* Dataset records
╔══
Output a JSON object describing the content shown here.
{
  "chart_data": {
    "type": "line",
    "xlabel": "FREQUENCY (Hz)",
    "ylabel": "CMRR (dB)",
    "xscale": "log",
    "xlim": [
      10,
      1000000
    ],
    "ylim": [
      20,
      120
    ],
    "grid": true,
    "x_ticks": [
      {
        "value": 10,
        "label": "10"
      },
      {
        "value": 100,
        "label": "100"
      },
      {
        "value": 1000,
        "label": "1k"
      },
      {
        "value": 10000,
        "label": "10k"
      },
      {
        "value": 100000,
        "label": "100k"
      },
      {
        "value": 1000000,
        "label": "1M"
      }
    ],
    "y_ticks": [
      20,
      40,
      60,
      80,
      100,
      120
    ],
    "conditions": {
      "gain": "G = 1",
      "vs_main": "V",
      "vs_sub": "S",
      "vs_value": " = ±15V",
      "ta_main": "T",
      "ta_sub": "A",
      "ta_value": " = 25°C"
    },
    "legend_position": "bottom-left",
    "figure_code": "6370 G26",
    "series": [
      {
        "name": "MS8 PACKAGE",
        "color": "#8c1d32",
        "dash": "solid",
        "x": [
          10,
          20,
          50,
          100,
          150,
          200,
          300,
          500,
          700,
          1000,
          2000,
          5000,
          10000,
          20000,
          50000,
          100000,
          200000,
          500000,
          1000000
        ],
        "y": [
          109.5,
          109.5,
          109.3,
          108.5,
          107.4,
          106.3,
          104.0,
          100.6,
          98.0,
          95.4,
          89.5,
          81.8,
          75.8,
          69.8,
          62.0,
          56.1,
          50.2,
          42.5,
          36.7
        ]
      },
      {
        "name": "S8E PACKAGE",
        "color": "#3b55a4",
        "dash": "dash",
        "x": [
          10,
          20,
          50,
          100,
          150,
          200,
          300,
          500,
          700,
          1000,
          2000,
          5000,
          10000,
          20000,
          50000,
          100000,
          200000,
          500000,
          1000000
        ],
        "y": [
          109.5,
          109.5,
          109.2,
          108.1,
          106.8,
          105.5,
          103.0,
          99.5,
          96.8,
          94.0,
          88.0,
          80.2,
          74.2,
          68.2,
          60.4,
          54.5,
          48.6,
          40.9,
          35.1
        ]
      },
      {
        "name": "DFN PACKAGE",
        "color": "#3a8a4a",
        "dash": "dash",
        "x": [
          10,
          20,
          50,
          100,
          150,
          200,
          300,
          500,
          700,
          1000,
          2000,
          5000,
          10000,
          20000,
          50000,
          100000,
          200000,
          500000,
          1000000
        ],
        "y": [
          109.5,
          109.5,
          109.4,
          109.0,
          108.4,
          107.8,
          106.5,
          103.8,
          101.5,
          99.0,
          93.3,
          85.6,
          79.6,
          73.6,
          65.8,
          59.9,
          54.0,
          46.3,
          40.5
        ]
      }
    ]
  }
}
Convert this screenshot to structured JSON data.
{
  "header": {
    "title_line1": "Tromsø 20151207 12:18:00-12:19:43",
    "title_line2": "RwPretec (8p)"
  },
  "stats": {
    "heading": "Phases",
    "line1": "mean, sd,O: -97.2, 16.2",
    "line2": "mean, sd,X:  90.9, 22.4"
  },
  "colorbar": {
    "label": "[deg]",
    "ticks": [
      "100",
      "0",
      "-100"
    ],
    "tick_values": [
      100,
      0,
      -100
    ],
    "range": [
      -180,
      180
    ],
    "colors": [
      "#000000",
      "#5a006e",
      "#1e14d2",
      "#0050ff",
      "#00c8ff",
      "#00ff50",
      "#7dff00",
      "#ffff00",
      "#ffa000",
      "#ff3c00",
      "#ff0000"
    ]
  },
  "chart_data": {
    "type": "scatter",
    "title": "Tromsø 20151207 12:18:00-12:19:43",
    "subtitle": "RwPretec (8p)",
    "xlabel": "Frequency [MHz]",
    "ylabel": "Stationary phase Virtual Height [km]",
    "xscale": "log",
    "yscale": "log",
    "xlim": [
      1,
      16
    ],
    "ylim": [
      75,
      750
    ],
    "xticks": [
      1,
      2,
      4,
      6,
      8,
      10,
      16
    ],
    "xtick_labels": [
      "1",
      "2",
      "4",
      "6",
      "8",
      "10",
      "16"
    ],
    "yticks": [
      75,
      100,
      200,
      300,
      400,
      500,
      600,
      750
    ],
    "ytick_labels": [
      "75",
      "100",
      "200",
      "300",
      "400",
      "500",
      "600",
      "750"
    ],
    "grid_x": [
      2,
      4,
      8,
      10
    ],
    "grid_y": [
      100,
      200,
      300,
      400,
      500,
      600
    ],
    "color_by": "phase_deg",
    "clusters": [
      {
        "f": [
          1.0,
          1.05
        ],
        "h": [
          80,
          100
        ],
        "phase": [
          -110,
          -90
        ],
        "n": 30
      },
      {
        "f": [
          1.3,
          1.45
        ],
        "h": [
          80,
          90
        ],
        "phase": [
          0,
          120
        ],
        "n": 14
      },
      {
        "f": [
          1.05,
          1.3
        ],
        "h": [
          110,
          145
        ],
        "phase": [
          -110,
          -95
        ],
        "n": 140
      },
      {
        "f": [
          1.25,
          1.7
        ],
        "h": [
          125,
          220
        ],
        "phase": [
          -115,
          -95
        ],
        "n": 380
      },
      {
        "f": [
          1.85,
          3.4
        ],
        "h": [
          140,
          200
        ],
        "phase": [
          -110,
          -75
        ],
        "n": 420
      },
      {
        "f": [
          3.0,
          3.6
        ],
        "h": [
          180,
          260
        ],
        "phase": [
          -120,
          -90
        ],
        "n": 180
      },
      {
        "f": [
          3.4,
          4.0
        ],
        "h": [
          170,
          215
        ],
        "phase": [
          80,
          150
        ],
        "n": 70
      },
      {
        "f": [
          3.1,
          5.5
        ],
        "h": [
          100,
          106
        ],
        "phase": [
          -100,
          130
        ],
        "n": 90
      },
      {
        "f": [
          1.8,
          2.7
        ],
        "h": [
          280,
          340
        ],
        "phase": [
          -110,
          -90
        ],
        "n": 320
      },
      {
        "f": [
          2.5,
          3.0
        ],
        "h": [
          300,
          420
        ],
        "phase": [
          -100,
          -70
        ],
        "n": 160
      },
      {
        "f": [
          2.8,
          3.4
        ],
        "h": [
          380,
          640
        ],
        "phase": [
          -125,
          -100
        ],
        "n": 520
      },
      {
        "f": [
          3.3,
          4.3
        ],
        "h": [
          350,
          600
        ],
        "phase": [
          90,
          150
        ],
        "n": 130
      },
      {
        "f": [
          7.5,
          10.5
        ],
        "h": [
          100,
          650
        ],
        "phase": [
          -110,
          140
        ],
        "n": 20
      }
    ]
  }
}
╚══
Transcribe the material above in its entirety. Match it exactly.

Output a JSON object describing the content shown here.
{
  "chart_data": {
    "type": "line",
    "xlabel": "FREQUENCY (Hz)",
    "ylabel": "CMRR (dB)",
    "xscale": "log",
    "xlim": [
      10,
      1000000
    ],
    "ylim": [
      20,
      120
    ],
    "grid": true,
    "x_ticks": [
      {
        "value": 10,
        "label": "10"
      },
      {
        "value": 100,
        "label": "100"
      },
      {
        "value": 1000,
        "label": "1k"
      },
      {
        "value": 10000,
        "label": "10k"
      },
      {
        "value": 100000,
        "label": "100k"
      },
      {
        "value": 1000000,
        "label": "1M"
      }
    ],
    "y_ticks": [
      20,
      40,
      60,
      80,
      100,
      120
    ],
    "conditions": {
      "gain": "G = 1",
      "vs_main": "V",
      "vs_sub": "S",
      "vs_value": " = ±15V",
      "ta_main": "T",
      "ta_sub": "A",
      "ta_value": " = 25°C"
    },
    "legend_position": "bottom-left",
    "figure_code": "6370 G26",
    "series": [
      {
        "name": "MS8 PACKAGE",
        "color": "#8c1d32",
        "dash": "solid",
        "x": [
          10,
          20,
          50,
          100,
          150,
          200,
          300,
          500,
          700,
          1000,
          2000,
          5000,
          10000,
          20000,
          50000,
          100000,
          200000,
          500000,
          1000000
        ],
        "y": [
          109.5,
          109.5,
          109.3,
          108.5,
          107.4,
          106.3,
          104.0,
          100.6,
          98.0,
          95.4,
          89.5,
          81.8,
          75.8,
          69.8,
          62.0,
          56.1,
          50.2,
          42.5,
          36.7
        ]
      },
      {
        "name": "S8E PACKAGE",
        "color": "#3b55a4",
        "dash": "dash",
        "x": [
          10,
          20,
          50,
          100,
          150,
          200,
          300,
          500,
          700,
          1000,
          2000,
          5000,
          10000,
          20000,
          50000,
          100000,
          200000,
          500000,
          1000000
        ],
        "y": [
          109.5,
          109.5,
          109.2,
          108.1,
          106.8,
          105.5,
          103.0,
          99.5,
          96.8,
          94.0,
          88.0,
          80.2,
          74.2,
          68.2,
          60.4,
          54.5,
          48.6,
          40.9,
          35.1
        ]
      },
      {
        "name": "DFN PACKAGE",
        "color": "#3a8a4a",
        "dash": "dash",
        "x": [
          10,
          20,
          50,
          100,
          150,
          200,
          300,
          500,
          700,
          1000,
          2000,
          5000,
          10000,
          20000,
          50000,
          100000,
          200000,
          500000,
          1000000
        ],
        "y": [
          109.5,
          109.5,
          109.4,
          109.0,
          108.4,
          107.8,
          106.5,
          103.8,
          101.5,
          99.0,
          93.3,
          85.6,
          79.6,
          73.6,
          65.8,
          59.9,
          54.0,
          46.3,
          40.5
        ]
      }
    ]
  }
}
Convert this screenshot to structured JSON data.
{
  "header": {
    "title_line1": "Tromsø 20151207 12:18:00-12:19:43",
    "title_line2": "RwPretec (8p)"
  },
  "stats": {
    "heading": "Phases",
    "line1": "mean, sd,O: -97.2, 16.2",
    "line2": "mean, sd,X:  90.9, 22.4"
  },
  "colorbar": {
    "label": "[deg]",
    "ticks": [
      "100",
      "0",
      "-100"
    ],
    "tick_values": [
      100,
      0,
      -100
    ],
    "range": [
      -180,
      180
    ],
    "colors": [
      "#000000",
      "#5a006e",
      "#1e14d2",
      "#0050ff",
      "#00c8ff",
      "#00ff50",
      "#7dff00",
      "#ffff00",
      "#ffa000",
      "#ff3c00",
      "#ff0000"
    ]
  },
  "chart_data": {
    "type": "scatter",
    "title": "Tromsø 20151207 12:18:00-12:19:43",
    "subtitle": "RwPretec (8p)",
    "xlabel": "Frequency [MHz]",
    "ylabel": "Stationary phase Virtual Height [km]",
    "xscale": "log",
    "yscale": "log",
    "xlim": [
      1,
      16
    ],
    "ylim": [
      75,
      750
    ],
    "xticks": [
      1,
      2,
      4,
      6,
      8,
      10,
      16
    ],
    "xtick_labels": [
      "1",
      "2",
      "4",
      "6",
      "8",
      "10",
      "16"
    ],
    "yticks": [
      75,
      100,
      200,
      300,
      400,
      500,
      600,
      750
    ],
    "ytick_labels": [
      "75",
      "100",
      "200",
      "300",
      "400",
      "500",
      "600",
      "750"
    ],
    "grid_x": [
      2,
      4,
      8,
      10
    ],
    "grid_y": [
      100,
      200,
      300,
      400,
      500,
      600
    ],
    "color_by": "phase_deg",
    "clusters": [
      {
        "f": [
          1.0,
          1.05
        ],
        "h": [
          80,
          100
        ],
        "phase": [
          -110,
          -90
        ],
        "n": 30
      },
      {
        "f": [
          1.3,
          1.45
        ],
        "h": [
          80,
          90
        ],
        "phase": [
          0,
          120
        ],
        "n": 14
      },
      {
        "f": [
          1.05,
          1.3
        ],
        "h": [
          110,
          145
        ],
        "phase": [
          -110,
          -95
        ],
        "n": 140
      },
      {
        "f": [
          1.25,
          1.7
        ],
        "h": [
          125,
          220
        ],
        "phase": [
          -115,
          -95
        ],
        "n": 380
      },
      {
        "f": [
          1.85,
          3.4
        ],
        "h": [
          140,
          200
        ],
        "phase": [
          -110,
          -75
        ],
        "n": 420
      },
      {
        "f": [
          3.0,
          3.6
        ],
        "h": [
          180,
          260
        ],
        "phase": [
          -120,
          -90
        ],
        "n": 180
      },
      {
        "f": [
          3.4,
          4.0
        ],
        "h": [
          170,
          215
        ],
        "phase": [
          80,
          150
        ],
        "n": 70
      },
      {
        "f": [
          3.1,
          5.5
        ],
        "h": [
          100,
          106
        ],
        "phase": [
          -100,
          130
        ],
        "n": 90
      },
      {
        "f": [
          1.8,
          2.7
        ],
        "h": [
          280,
          340
        ],
        "phase": [
          -110,
          -90
        ],
        "n": 320
      },
      {
        "f": [
          2.5,
          3.0
        ],
        "h": [
          300,
          420
        ],
        "phase": [
          -100,
          -70
        ],
        "n": 160
      },
      {
        "f": [
          2.8,
          3.4
        ],
        "h": [
          380,
          640
        ],
        "phase": [
          -125,
          -100
        ],
        "n": 520
      },
      {
        "f": [
          3.3,
          4.3
        ],
        "h": [
          350,
          600
        ],
        "phase": [
          90,
          150
        ],
        "n": 130
      },
      {
        "f": [
          7.5,
          10.5
        ],
        "h": [
          100,
          650
        ],
        "phase": [
          -110,
          140
        ],
        "n": 20
      }
    ]
  }
}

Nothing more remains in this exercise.